(Dataset rows about figures)
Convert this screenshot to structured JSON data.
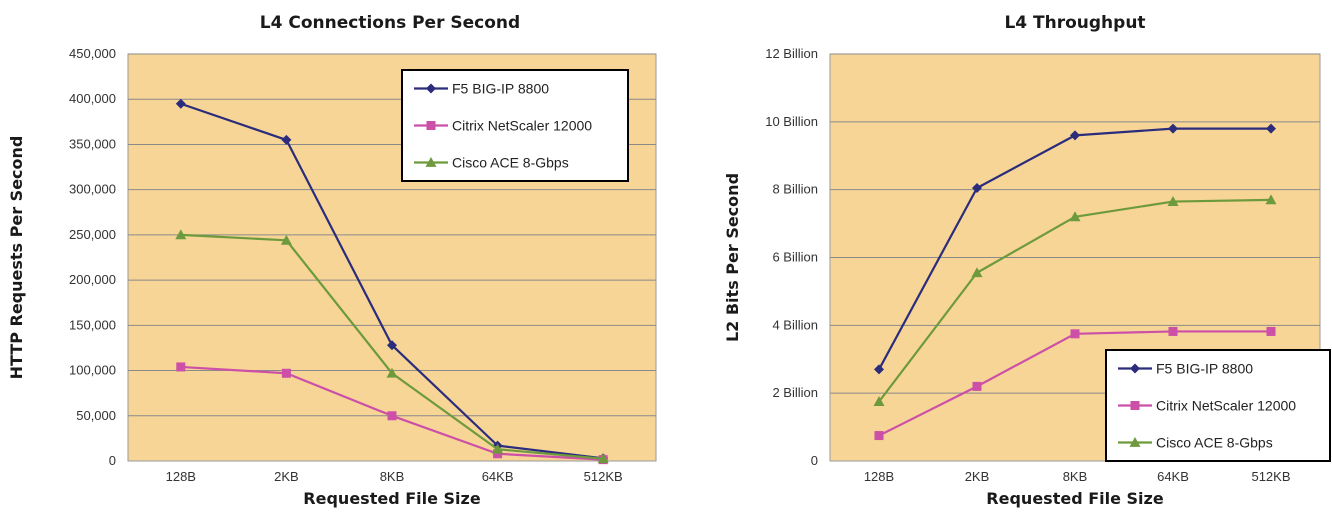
{
  "chart_data": [
    {
      "type": "line",
      "title": "L4 Connections Per Second",
      "xlabel": "Requested File Size",
      "ylabel": "HTTP Requests Per Second",
      "categories": [
        "128B",
        "2KB",
        "8KB",
        "64KB",
        "512KB"
      ],
      "ylim": [
        0,
        450000
      ],
      "yticks": [
        0,
        50000,
        100000,
        150000,
        200000,
        250000,
        300000,
        350000,
        400000,
        450000
      ],
      "ytick_labels": [
        "0",
        "50,000",
        "100,000",
        "150,000",
        "200,000",
        "250,000",
        "300,000",
        "350,000",
        "400,000",
        "450,000"
      ],
      "grid": true,
      "legend_position": "top-right",
      "series": [
        {
          "name": "F5 BIG-IP 8800",
          "marker": "diamond",
          "color": "#2b2c7c",
          "values": [
            395000,
            355000,
            128000,
            17000,
            3000
          ]
        },
        {
          "name": "Citrix NetScaler 12000",
          "marker": "square",
          "color": "#cc4fa8",
          "values": [
            104000,
            97000,
            50000,
            8000,
            1500
          ]
        },
        {
          "name": "Cisco ACE 8-Gbps",
          "marker": "triangle",
          "color": "#6d9a3c",
          "values": [
            250000,
            244000,
            97000,
            13000,
            2500
          ]
        }
      ]
    },
    {
      "type": "line",
      "title": "L4 Throughput",
      "xlabel": "Requested File Size",
      "ylabel": "L2 Bits Per Second",
      "categories": [
        "128B",
        "2KB",
        "8KB",
        "64KB",
        "512KB"
      ],
      "ylim": [
        0,
        12
      ],
      "yticks": [
        0,
        2,
        4,
        6,
        8,
        10,
        12
      ],
      "ytick_labels": [
        "0",
        "2  Billion",
        "4 Billion",
        "6 Billion",
        "8 Billion",
        "10 Billion",
        "12 Billion"
      ],
      "grid": true,
      "legend_position": "bottom-right",
      "series": [
        {
          "name": "F5 BIG-IP 8800",
          "marker": "diamond",
          "color": "#2b2c7c",
          "values": [
            2.7,
            8.05,
            9.6,
            9.8,
            9.8
          ]
        },
        {
          "name": "Citrix NetScaler 12000",
          "marker": "square",
          "color": "#cc4fa8",
          "values": [
            0.75,
            2.2,
            3.75,
            3.82,
            3.82
          ]
        },
        {
          "name": "Cisco ACE 8-Gbps",
          "marker": "triangle",
          "color": "#6d9a3c",
          "values": [
            1.75,
            5.55,
            7.2,
            7.65,
            7.7
          ]
        }
      ]
    }
  ],
  "colors": {
    "plot_bg": "#f7d596",
    "grid": "#8a8a8a",
    "plot_border": "#9a9a9a"
  }
}
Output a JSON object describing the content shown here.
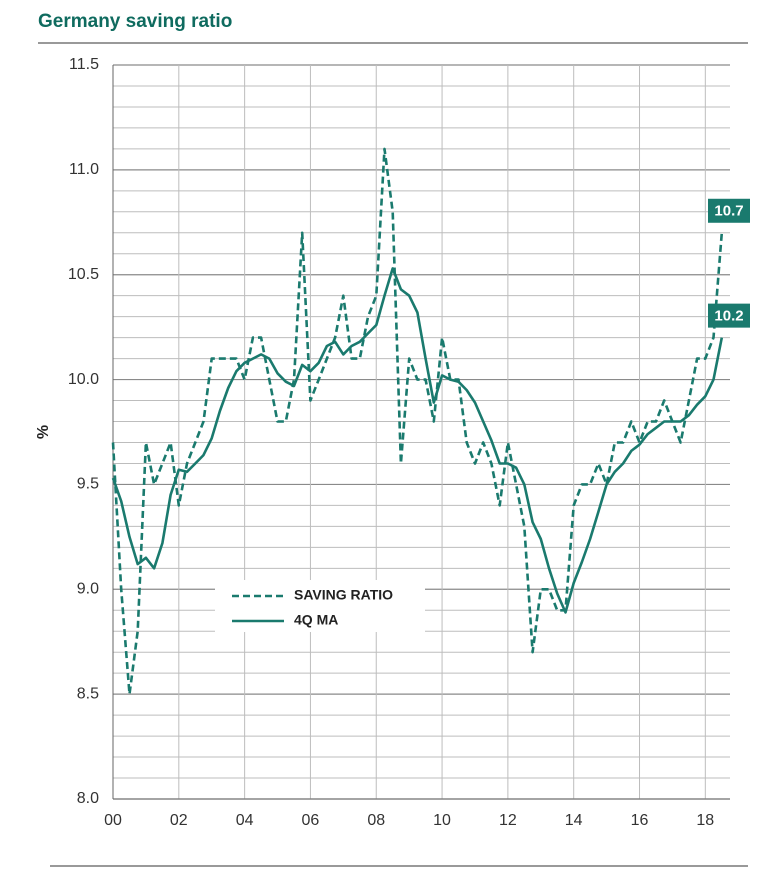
{
  "chart_data": {
    "type": "line",
    "title": "Germany   saving ratio",
    "ylabel": "%",
    "x": [
      2000.0,
      2000.25,
      2000.5,
      2000.75,
      2001.0,
      2001.25,
      2001.5,
      2001.75,
      2002.0,
      2002.25,
      2002.5,
      2002.75,
      2003.0,
      2003.25,
      2003.5,
      2003.75,
      2004.0,
      2004.25,
      2004.5,
      2004.75,
      2005.0,
      2005.25,
      2005.5,
      2005.75,
      2006.0,
      2006.25,
      2006.5,
      2006.75,
      2007.0,
      2007.25,
      2007.5,
      2007.75,
      2008.0,
      2008.25,
      2008.5,
      2008.75,
      2009.0,
      2009.25,
      2009.5,
      2009.75,
      2010.0,
      2010.25,
      2010.5,
      2010.75,
      2011.0,
      2011.25,
      2011.5,
      2011.75,
      2012.0,
      2012.25,
      2012.5,
      2012.75,
      2013.0,
      2013.25,
      2013.5,
      2013.75,
      2014.0,
      2014.25,
      2014.5,
      2014.75,
      2015.0,
      2015.25,
      2015.5,
      2015.75,
      2016.0,
      2016.25,
      2016.5,
      2016.75,
      2017.0,
      2017.25,
      2017.5,
      2017.75,
      2018.0,
      2018.25,
      2018.5
    ],
    "series": [
      {
        "name": "SAVING RATIO",
        "color": "#1a7a6e",
        "dashed": true,
        "end_label": "10.7",
        "values": [
          9.7,
          9.0,
          8.5,
          8.8,
          9.7,
          9.5,
          9.6,
          9.7,
          9.4,
          9.6,
          9.7,
          9.8,
          10.1,
          10.1,
          10.1,
          10.1,
          10.0,
          10.2,
          10.2,
          10.0,
          9.8,
          9.8,
          10.0,
          10.7,
          9.9,
          10.0,
          10.1,
          10.2,
          10.4,
          10.1,
          10.1,
          10.3,
          10.4,
          11.1,
          10.8,
          9.6,
          10.1,
          10.0,
          10.0,
          9.8,
          10.2,
          10.0,
          10.0,
          9.7,
          9.6,
          9.7,
          9.6,
          9.4,
          9.7,
          9.5,
          9.3,
          8.7,
          9.0,
          9.0,
          8.9,
          8.9,
          9.4,
          9.5,
          9.5,
          9.6,
          9.5,
          9.7,
          9.7,
          9.8,
          9.7,
          9.8,
          9.8,
          9.9,
          9.8,
          9.7,
          9.9,
          10.1,
          10.1,
          10.2,
          10.7
        ]
      },
      {
        "name": "4Q MA",
        "color": "#1a7a6e",
        "dashed": false,
        "end_label": "10.2",
        "values": [
          9.53,
          9.42,
          9.25,
          9.12,
          9.15,
          9.1,
          9.22,
          9.45,
          9.57,
          9.56,
          9.6,
          9.64,
          9.72,
          9.85,
          9.96,
          10.04,
          10.08,
          10.1,
          10.12,
          10.1,
          10.03,
          9.99,
          9.97,
          10.07,
          10.04,
          10.08,
          10.16,
          10.18,
          10.12,
          10.16,
          10.18,
          10.22,
          10.26,
          10.4,
          10.53,
          10.43,
          10.4,
          10.32,
          10.1,
          9.89,
          10.02,
          10.0,
          9.99,
          9.95,
          9.89,
          9.8,
          9.71,
          9.6,
          9.6,
          9.58,
          9.5,
          9.32,
          9.24,
          9.1,
          8.98,
          8.89,
          9.03,
          9.13,
          9.24,
          9.37,
          9.5,
          9.56,
          9.6,
          9.66,
          9.69,
          9.74,
          9.77,
          9.8,
          9.8,
          9.8,
          9.83,
          9.88,
          9.92,
          10.0,
          10.2
        ]
      }
    ],
    "xlim": [
      2000,
      2018.75
    ],
    "xticks": [
      {
        "value": 2000,
        "label": "00"
      },
      {
        "value": 2002,
        "label": "02"
      },
      {
        "value": 2004,
        "label": "04"
      },
      {
        "value": 2006,
        "label": "06"
      },
      {
        "value": 2008,
        "label": "08"
      },
      {
        "value": 2010,
        "label": "10"
      },
      {
        "value": 2012,
        "label": "12"
      },
      {
        "value": 2014,
        "label": "14"
      },
      {
        "value": 2016,
        "label": "16"
      },
      {
        "value": 2018,
        "label": "18"
      }
    ],
    "ylim": [
      8,
      11.5
    ],
    "yticks": [
      {
        "value": 8,
        "label": "8.0"
      },
      8.5,
      {
        "value": 9,
        "label": "9.0"
      },
      9.5,
      {
        "value": 10,
        "label": "10.0"
      },
      10.5,
      {
        "value": 11,
        "label": "11.0"
      },
      11.5
    ],
    "y_minor_ticks": [
      8.1,
      8.2,
      8.3,
      8.4,
      8.6,
      8.7,
      8.8,
      8.9,
      9.1,
      9.2,
      9.3,
      9.4,
      9.6,
      9.7,
      9.8,
      9.9,
      10.1,
      10.2,
      10.3,
      10.4,
      10.6,
      10.7,
      10.8,
      10.9,
      11.1,
      11.2,
      11.3,
      11.4
    ],
    "grid": true
  }
}
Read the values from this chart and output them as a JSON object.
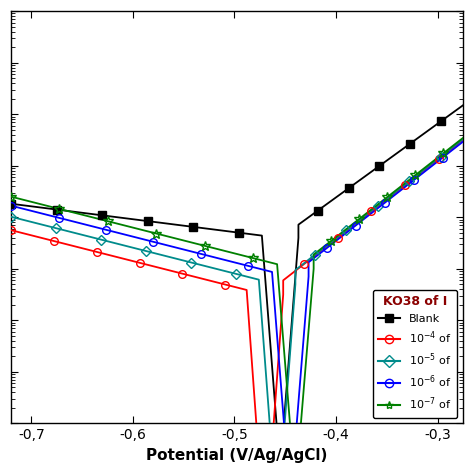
{
  "xlabel": "Potential (V/Ag/AgCl)",
  "background_color": "#ffffff",
  "legend_title": "KO38 of I",
  "xlim": [
    -0.72,
    -0.27
  ],
  "x_ticks": [
    -0.7,
    -0.6,
    -0.5,
    -0.4,
    -0.3
  ],
  "colors": [
    "black",
    "red",
    "#008B8B",
    "blue",
    "green"
  ],
  "markers": [
    "s",
    "o",
    "D",
    "o",
    "*"
  ],
  "marker_faces": [
    "black",
    "none",
    "none",
    "none",
    "none"
  ],
  "labels": [
    "Blank",
    "10^{-4} of",
    "10^{-5} of",
    "10^{-6} of",
    "10^{-7} of"
  ],
  "series_params": [
    {
      "Ecorr": -0.455,
      "icorr": -5.5,
      "ba": 8.0,
      "bc": 0.8
    },
    {
      "Ecorr": -0.47,
      "icorr": -6.5,
      "ba": 9.0,
      "bc": 1.2
    },
    {
      "Ecorr": -0.458,
      "icorr": -6.3,
      "ba": 8.5,
      "bc": 1.1
    },
    {
      "Ecorr": -0.445,
      "icorr": -6.2,
      "ba": 8.2,
      "bc": 1.0
    },
    {
      "Ecorr": -0.44,
      "icorr": -6.0,
      "ba": 8.0,
      "bc": 0.95
    }
  ]
}
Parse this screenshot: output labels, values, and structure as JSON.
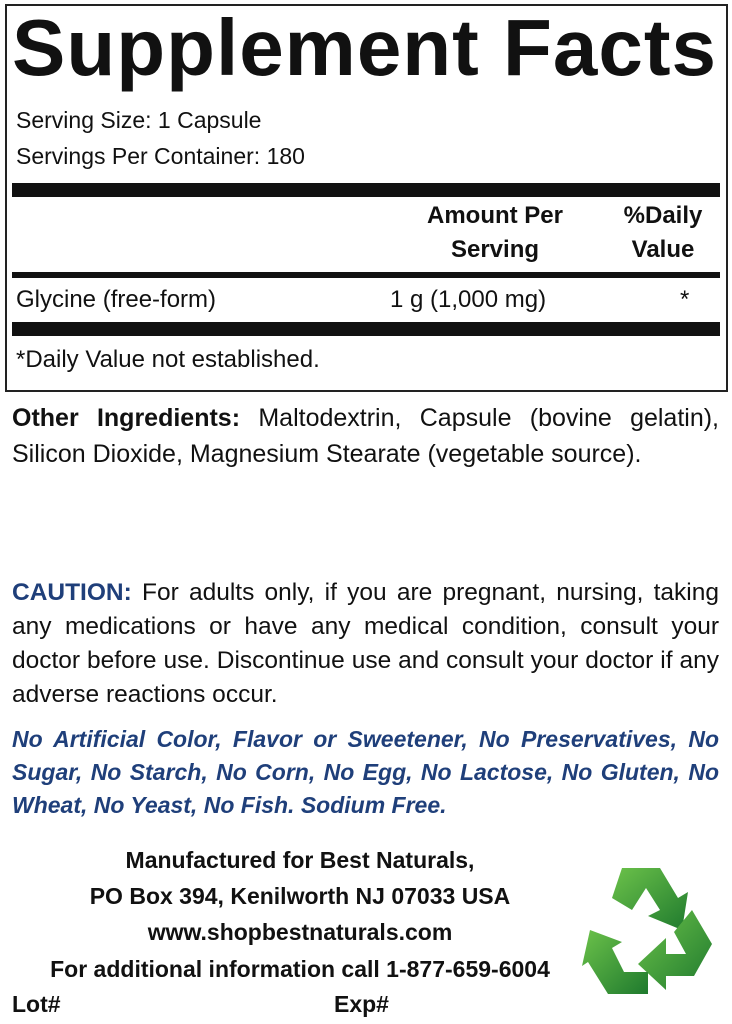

▶ [Task directions] Set down exactly and only the lines from the line that contains "Read the values" through the last line of the entries above, with both of those lines included and the pictures left out.

▶ [Solution to the exercise]
Read the values from this chart and output them as a JSON object.
{
  "xlabel": "Potential (V/Ag/AgCl)",
  "background_color": "#ffffff",
  "legend_title": "KO38 of I",
  "xlim": [
    -0.72,
    -0.27
  ],
  "x_ticks": [
    -0.7,
    -0.6,
    -0.5,
    -0.4,
    -0.3
  ],
  "colors": [
    "black",
    "red",
    "#008B8B",
    "blue",
    "green"
  ],
  "markers": [
    "s",
    "o",
    "D",
    "o",
    "*"
  ],
  "marker_faces": [
    "black",
    "none",
    "none",
    "none",
    "none"
  ],
  "labels": [
    "Blank",
    "10^{-4} of",
    "10^{-5} of",
    "10^{-6} of",
    "10^{-7} of"
  ],
  "series_params": [
    {
      "Ecorr": -0.455,
      "icorr": -5.5,
      "ba": 8.0,
      "bc": 0.8
    },
    {
      "Ecorr": -0.47,
      "icorr": -6.5,
      "ba": 9.0,
      "bc": 1.2
    },
    {
      "Ecorr": -0.458,
      "icorr": -6.3,
      "ba": 8.5,
      "bc": 1.1
    },
    {
      "Ecorr": -0.445,
      "icorr": -6.2,
      "ba": 8.2,
      "bc": 1.0
    },
    {
      "Ecorr": -0.44,
      "icorr": -6.0,
      "ba": 8.0,
      "bc": 0.95
    }
  ]
}
Parse this screenshot: output labels, values, and structure as JSON.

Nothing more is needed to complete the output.